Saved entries
>> Start
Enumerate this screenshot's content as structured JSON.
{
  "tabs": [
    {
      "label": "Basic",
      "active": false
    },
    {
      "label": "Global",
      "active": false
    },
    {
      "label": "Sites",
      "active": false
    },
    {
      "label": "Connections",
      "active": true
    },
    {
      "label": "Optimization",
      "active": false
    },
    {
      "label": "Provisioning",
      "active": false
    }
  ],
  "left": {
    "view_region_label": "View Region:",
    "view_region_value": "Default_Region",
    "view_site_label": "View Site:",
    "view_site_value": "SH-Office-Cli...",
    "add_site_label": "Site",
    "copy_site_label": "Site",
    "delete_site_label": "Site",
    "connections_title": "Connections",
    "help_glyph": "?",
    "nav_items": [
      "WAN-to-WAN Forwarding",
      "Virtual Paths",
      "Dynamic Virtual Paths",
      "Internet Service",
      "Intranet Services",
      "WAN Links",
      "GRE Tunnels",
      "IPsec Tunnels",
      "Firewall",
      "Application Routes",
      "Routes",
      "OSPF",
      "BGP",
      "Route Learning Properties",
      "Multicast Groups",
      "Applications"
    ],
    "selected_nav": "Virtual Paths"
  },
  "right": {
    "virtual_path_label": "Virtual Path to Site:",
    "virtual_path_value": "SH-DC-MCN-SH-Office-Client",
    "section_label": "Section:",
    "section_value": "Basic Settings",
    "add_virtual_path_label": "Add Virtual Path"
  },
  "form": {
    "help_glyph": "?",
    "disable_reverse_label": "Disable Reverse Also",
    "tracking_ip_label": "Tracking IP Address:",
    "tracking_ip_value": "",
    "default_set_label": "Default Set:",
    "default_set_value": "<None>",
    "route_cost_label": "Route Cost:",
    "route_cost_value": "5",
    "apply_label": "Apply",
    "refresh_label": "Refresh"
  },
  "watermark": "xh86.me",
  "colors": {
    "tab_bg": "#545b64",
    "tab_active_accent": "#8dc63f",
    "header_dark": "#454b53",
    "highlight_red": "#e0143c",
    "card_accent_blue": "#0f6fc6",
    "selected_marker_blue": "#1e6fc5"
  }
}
>> End
◆ **Requirement**:
From the first line to the last, retype the data exactly.

◆ **Response below**:
Enumerate this screenshot's content as structured JSON.
{
  "tabs": [
    {
      "label": "Basic",
      "active": false
    },
    {
      "label": "Global",
      "active": false
    },
    {
      "label": "Sites",
      "active": false
    },
    {
      "label": "Connections",
      "active": true
    },
    {
      "label": "Optimization",
      "active": false
    },
    {
      "label": "Provisioning",
      "active": false
    }
  ],
  "left": {
    "view_region_label": "View Region:",
    "view_region_value": "Default_Region",
    "view_site_label": "View Site:",
    "view_site_value": "SH-Office-Cli...",
    "add_site_label": "Site",
    "copy_site_label": "Site",
    "delete_site_label": "Site",
    "connections_title": "Connections",
    "help_glyph": "?",
    "nav_items": [
      "WAN-to-WAN Forwarding",
      "Virtual Paths",
      "Dynamic Virtual Paths",
      "Internet Service",
      "Intranet Services",
      "WAN Links",
      "GRE Tunnels",
      "IPsec Tunnels",
      "Firewall",
      "Application Routes",
      "Routes",
      "OSPF",
      "BGP",
      "Route Learning Properties",
      "Multicast Groups",
      "Applications"
    ],
    "selected_nav": "Virtual Paths"
  },
  "right": {
    "virtual_path_label": "Virtual Path to Site:",
    "virtual_path_value": "SH-DC-MCN-SH-Office-Client",
    "section_label": "Section:",
    "section_value": "Basic Settings",
    "add_virtual_path_label": "Add Virtual Path"
  },
  "form": {
    "help_glyph": "?",
    "disable_reverse_label": "Disable Reverse Also",
    "tracking_ip_label": "Tracking IP Address:",
    "tracking_ip_value": "",
    "default_set_label": "Default Set:",
    "default_set_value": "<None>",
    "route_cost_label": "Route Cost:",
    "route_cost_value": "5",
    "apply_label": "Apply",
    "refresh_label": "Refresh"
  },
  "watermark": "xh86.me",
  "colors": {
    "tab_bg": "#545b64",
    "tab_active_accent": "#8dc63f",
    "header_dark": "#454b53",
    "highlight_red": "#e0143c",
    "card_accent_blue": "#0f6fc6",
    "selected_marker_blue": "#1e6fc5"
  }
}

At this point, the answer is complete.